Reproduce only the lines from the line containing "Output the text content of this document." to the end of the entries below, including both of those lines.

• **LISTING**:
══════
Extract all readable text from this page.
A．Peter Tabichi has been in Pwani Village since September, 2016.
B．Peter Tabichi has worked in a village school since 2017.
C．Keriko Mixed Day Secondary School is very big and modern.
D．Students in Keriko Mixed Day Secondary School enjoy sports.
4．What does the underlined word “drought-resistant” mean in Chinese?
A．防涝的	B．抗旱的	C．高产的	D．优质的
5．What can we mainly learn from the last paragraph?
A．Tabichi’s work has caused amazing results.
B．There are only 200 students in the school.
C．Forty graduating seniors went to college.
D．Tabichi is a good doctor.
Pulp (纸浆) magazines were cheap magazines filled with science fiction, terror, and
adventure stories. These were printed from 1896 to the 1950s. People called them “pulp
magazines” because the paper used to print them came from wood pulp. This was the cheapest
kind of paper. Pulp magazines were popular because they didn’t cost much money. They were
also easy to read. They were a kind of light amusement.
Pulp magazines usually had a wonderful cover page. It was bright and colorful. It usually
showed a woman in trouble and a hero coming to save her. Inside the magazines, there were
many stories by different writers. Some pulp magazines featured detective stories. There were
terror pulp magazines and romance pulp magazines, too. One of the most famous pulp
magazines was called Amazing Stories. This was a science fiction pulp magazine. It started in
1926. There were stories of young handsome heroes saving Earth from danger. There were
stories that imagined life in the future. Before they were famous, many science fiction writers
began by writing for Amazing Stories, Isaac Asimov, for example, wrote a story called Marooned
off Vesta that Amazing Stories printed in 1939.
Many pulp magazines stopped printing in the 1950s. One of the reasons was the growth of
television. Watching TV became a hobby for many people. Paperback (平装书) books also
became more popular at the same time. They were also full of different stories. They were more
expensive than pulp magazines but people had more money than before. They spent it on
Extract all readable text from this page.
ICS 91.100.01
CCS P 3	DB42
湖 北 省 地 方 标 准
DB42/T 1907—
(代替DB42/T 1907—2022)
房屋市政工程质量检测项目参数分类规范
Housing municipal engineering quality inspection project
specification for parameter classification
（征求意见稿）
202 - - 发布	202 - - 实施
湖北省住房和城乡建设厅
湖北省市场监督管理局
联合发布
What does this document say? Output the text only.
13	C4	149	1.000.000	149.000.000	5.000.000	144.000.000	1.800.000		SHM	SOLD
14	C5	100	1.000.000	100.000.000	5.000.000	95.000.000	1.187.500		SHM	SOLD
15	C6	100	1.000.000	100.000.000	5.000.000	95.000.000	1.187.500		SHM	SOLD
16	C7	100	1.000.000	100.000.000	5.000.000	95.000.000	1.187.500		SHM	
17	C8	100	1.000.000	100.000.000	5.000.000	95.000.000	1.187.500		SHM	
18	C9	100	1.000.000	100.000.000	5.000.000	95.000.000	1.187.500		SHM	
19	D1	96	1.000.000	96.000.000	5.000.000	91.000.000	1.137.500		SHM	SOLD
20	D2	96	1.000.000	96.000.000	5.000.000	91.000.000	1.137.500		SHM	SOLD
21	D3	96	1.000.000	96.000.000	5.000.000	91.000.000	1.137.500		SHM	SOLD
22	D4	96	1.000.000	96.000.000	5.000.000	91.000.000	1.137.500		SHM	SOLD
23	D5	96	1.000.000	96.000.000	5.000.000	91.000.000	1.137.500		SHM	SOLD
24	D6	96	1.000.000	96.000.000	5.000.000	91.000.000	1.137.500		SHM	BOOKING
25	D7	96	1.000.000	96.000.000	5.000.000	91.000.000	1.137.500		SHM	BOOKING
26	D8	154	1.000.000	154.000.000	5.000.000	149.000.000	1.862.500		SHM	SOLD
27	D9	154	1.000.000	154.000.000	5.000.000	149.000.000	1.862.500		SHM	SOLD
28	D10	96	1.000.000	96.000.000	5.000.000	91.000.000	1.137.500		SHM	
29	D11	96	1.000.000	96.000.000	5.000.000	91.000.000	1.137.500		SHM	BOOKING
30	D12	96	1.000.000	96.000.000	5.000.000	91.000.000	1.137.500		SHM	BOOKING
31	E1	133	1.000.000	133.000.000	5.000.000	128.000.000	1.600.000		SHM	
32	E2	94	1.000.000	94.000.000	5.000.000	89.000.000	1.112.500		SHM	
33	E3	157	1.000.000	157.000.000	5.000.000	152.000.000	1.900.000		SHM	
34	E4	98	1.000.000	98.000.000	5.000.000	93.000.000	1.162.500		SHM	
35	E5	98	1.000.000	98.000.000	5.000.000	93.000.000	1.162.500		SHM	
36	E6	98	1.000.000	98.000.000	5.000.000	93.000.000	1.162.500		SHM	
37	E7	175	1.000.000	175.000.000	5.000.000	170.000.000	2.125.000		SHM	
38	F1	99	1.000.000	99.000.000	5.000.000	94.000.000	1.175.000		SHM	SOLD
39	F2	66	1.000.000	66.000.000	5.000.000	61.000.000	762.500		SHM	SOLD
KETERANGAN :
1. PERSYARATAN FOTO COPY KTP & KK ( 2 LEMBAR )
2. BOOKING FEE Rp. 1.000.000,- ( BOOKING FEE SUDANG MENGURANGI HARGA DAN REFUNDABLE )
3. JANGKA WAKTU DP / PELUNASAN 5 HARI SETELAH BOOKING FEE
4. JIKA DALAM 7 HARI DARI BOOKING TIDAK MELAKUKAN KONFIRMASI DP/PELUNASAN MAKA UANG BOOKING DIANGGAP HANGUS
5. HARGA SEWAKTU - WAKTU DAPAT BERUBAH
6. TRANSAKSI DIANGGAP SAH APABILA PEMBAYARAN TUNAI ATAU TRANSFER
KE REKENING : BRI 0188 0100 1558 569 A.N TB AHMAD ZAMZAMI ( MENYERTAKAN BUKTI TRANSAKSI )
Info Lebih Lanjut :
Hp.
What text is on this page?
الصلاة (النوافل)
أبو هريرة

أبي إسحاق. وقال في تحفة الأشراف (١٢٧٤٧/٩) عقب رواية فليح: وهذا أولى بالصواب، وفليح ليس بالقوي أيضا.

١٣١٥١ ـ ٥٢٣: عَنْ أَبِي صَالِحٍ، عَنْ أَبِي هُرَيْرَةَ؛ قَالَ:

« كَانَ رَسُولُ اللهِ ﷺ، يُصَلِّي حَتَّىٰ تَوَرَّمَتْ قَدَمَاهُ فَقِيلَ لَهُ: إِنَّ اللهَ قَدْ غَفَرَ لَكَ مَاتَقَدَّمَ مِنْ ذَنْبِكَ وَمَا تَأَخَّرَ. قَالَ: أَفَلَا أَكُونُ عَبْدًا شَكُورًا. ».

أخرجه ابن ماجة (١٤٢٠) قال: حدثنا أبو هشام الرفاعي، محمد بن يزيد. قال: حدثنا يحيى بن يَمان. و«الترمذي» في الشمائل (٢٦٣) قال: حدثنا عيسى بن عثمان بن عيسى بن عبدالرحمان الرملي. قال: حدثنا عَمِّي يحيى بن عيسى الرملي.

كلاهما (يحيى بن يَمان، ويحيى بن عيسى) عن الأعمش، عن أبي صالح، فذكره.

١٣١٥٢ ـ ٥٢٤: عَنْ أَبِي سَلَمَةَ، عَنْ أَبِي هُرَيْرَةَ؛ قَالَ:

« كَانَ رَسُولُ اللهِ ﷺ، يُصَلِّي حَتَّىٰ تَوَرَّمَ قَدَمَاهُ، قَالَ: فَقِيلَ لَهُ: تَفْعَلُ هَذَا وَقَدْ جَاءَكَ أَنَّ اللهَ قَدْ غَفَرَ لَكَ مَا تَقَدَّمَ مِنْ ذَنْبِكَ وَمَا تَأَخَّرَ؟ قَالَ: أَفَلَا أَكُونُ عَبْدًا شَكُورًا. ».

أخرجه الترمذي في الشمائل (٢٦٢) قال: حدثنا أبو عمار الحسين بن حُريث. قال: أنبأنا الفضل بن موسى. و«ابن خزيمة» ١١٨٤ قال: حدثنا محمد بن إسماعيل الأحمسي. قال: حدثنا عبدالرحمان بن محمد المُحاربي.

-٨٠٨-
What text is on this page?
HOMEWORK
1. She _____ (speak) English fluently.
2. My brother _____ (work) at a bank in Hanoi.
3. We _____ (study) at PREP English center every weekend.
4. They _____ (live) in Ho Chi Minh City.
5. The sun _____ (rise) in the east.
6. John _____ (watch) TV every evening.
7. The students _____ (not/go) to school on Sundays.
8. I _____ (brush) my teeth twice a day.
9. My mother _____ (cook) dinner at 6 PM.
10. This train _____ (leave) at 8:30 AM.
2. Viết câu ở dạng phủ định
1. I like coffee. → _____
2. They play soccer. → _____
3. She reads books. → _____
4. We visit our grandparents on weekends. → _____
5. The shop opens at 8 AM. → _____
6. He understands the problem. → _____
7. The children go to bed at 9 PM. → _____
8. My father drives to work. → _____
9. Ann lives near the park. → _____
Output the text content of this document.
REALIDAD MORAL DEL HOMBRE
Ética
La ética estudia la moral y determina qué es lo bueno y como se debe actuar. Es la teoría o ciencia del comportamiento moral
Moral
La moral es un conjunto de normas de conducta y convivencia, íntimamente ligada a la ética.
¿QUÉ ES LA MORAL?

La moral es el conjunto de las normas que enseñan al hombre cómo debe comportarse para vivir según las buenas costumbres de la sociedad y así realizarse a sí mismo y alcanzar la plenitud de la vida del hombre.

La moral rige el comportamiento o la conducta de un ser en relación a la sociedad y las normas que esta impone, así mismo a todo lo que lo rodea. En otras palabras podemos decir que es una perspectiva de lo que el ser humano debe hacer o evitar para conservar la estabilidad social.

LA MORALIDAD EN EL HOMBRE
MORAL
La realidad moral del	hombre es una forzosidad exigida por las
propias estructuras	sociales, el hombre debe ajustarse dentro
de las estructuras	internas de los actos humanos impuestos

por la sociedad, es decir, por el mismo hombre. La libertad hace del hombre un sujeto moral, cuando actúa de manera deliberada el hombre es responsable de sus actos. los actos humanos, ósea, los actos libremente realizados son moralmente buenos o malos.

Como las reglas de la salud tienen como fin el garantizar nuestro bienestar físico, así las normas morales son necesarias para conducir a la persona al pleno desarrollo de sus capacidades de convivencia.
══════
• **THE SOLUTION**:
Output the text content of this document.
REALIDAD MORAL DEL HOMBRE
Ética
La ética estudia la moral y determina qué es lo bueno y como se debe actuar. Es la teoría o ciencia del comportamiento moral
Moral
La moral es un conjunto de normas de conducta y convivencia, íntimamente ligada a la ética.
¿QUÉ ES LA MORAL?

La moral es el conjunto de las normas que enseñan al hombre cómo debe comportarse para vivir según las buenas costumbres de la sociedad y así realizarse a sí mismo y alcanzar la plenitud de la vida del hombre.

La moral rige el comportamiento o la conducta de un ser en relación a la sociedad y las normas que esta impone, así mismo a todo lo que lo rodea. En otras palabras podemos decir que es una perspectiva de lo que el ser humano debe hacer o evitar para conservar la estabilidad social.

LA MORALIDAD EN EL HOMBRE
MORAL
La realidad moral del	hombre es una forzosidad exigida por las
propias estructuras	sociales, el hombre debe ajustarse dentro
de las estructuras	internas de los actos humanos impuestos

por la sociedad, es decir, por el mismo hombre. La libertad hace del hombre un sujeto moral, cuando actúa de manera deliberada el hombre es responsable de sus actos. los actos humanos, ósea, los actos libremente realizados son moralmente buenos o malos.

Como las reglas de la salud tienen como fin el garantizar nuestro bienestar físico, así las normas morales son necesarias para conducir a la persona al pleno desarrollo de sus capacidades de convivencia.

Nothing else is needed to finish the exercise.